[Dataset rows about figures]

____________________

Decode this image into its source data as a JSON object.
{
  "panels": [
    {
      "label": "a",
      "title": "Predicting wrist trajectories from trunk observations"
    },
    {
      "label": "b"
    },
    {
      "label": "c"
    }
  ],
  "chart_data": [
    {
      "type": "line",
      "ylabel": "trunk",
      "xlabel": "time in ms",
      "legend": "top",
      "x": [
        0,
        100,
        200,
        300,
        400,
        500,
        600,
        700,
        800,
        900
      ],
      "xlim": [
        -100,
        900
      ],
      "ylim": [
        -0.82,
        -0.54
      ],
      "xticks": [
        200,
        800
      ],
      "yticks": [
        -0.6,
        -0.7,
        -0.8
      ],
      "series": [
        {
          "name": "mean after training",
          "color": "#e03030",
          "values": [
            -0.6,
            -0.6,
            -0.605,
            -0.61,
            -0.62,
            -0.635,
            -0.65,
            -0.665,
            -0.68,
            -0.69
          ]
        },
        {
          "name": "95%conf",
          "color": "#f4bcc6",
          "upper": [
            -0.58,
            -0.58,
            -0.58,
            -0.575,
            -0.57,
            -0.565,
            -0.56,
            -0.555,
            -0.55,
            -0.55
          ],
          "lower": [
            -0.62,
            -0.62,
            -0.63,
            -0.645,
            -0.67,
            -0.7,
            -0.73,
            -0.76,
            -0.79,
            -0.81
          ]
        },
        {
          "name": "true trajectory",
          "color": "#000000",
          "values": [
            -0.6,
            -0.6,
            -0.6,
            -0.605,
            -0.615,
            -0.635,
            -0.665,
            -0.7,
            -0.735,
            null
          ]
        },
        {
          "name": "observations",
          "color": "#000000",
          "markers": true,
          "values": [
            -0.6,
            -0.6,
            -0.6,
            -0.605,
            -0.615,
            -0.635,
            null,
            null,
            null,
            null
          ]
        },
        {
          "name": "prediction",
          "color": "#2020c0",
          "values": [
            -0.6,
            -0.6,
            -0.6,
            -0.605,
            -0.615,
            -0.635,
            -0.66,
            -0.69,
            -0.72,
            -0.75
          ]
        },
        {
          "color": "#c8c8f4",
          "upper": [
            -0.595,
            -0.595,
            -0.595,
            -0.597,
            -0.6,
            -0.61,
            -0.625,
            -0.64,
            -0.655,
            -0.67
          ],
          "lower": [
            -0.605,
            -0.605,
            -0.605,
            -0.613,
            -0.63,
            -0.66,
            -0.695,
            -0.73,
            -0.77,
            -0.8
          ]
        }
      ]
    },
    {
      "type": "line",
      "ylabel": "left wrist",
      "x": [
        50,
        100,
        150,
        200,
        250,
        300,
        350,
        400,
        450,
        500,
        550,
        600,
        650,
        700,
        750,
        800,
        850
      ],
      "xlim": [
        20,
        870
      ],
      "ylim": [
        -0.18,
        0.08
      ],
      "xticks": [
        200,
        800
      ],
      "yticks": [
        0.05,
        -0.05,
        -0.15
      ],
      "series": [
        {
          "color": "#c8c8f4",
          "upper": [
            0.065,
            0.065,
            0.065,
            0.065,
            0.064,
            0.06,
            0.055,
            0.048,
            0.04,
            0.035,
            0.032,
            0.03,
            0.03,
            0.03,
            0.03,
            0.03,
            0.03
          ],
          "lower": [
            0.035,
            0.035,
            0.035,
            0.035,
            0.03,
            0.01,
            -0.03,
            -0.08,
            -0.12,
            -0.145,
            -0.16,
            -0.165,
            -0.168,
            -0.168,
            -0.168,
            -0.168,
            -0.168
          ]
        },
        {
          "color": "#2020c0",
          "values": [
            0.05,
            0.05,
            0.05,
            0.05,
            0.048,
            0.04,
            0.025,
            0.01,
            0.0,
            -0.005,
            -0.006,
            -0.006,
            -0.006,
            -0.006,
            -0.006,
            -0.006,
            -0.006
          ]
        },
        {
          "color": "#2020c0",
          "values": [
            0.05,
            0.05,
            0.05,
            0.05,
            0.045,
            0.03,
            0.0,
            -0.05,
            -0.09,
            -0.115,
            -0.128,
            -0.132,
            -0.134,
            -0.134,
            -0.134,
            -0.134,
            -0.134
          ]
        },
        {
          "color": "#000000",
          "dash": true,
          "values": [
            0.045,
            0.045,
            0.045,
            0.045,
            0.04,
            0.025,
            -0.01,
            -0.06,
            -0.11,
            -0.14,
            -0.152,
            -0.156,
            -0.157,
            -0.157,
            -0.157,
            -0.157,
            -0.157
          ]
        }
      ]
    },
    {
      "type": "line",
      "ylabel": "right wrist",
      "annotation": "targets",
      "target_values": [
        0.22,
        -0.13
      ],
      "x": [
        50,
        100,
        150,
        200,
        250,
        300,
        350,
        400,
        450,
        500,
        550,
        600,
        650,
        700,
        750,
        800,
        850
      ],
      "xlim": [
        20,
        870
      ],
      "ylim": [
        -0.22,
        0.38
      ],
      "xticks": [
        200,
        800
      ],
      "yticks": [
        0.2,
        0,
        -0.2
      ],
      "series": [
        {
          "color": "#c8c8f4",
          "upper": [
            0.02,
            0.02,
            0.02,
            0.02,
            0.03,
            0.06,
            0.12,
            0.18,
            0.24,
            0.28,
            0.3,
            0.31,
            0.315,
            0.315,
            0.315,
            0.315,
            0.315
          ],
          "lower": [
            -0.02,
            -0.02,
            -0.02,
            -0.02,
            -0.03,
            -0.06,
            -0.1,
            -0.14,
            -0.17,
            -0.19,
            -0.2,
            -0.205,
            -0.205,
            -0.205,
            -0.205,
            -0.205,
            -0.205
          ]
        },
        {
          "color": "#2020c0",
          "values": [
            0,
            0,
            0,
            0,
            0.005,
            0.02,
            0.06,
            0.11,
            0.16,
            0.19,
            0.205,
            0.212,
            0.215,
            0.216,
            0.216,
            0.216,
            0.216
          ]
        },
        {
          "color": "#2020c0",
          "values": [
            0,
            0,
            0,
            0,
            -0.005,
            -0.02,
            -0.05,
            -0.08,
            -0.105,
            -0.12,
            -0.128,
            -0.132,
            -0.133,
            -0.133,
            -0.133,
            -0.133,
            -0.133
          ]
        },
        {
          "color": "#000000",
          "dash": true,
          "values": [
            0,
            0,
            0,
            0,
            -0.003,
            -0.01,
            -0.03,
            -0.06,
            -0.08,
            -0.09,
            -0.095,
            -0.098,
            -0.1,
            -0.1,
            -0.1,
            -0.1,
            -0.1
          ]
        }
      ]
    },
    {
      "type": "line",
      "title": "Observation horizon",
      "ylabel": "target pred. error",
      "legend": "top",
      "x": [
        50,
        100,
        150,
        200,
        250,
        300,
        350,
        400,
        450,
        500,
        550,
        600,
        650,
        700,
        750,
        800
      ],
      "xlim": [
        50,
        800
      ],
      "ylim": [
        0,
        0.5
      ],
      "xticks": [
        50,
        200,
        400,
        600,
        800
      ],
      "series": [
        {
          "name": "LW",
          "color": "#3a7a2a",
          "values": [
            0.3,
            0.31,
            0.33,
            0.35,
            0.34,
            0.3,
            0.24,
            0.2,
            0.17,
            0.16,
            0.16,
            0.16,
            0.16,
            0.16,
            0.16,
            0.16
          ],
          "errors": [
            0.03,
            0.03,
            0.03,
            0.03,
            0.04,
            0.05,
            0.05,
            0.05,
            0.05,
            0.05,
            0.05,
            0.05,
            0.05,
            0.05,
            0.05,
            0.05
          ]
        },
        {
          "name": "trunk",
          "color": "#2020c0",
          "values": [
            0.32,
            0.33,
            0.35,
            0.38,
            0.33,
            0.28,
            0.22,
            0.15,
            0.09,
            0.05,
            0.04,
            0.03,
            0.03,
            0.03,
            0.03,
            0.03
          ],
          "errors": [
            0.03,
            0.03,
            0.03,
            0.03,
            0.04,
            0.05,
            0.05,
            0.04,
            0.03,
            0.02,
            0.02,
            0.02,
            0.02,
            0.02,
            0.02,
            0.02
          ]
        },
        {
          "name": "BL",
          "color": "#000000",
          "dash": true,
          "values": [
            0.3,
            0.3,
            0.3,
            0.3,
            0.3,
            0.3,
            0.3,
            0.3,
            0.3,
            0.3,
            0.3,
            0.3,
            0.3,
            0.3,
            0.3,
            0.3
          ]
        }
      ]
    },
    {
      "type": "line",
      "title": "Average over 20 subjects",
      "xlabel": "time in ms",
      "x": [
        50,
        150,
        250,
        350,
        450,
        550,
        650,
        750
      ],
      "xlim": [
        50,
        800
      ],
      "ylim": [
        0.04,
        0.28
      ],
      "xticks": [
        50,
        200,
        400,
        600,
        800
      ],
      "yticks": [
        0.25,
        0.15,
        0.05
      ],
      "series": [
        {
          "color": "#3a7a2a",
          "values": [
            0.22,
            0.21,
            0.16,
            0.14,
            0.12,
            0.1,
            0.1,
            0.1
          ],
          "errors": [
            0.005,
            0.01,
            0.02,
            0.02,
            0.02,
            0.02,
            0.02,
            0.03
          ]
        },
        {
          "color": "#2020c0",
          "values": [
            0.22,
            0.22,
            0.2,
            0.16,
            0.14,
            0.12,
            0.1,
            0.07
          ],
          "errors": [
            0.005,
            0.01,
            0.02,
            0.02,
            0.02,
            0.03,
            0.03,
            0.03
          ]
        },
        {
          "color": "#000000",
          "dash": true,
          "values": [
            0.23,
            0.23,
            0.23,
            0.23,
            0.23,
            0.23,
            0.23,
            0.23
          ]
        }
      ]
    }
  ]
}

____________________

## Problem details
Show the lines of the data that hold the word "wrist".

## Final answer
      "title": "Predicting wrist trajectories from trunk observations"
      "ylabel": "left wrist",
      "ylabel": "right wrist",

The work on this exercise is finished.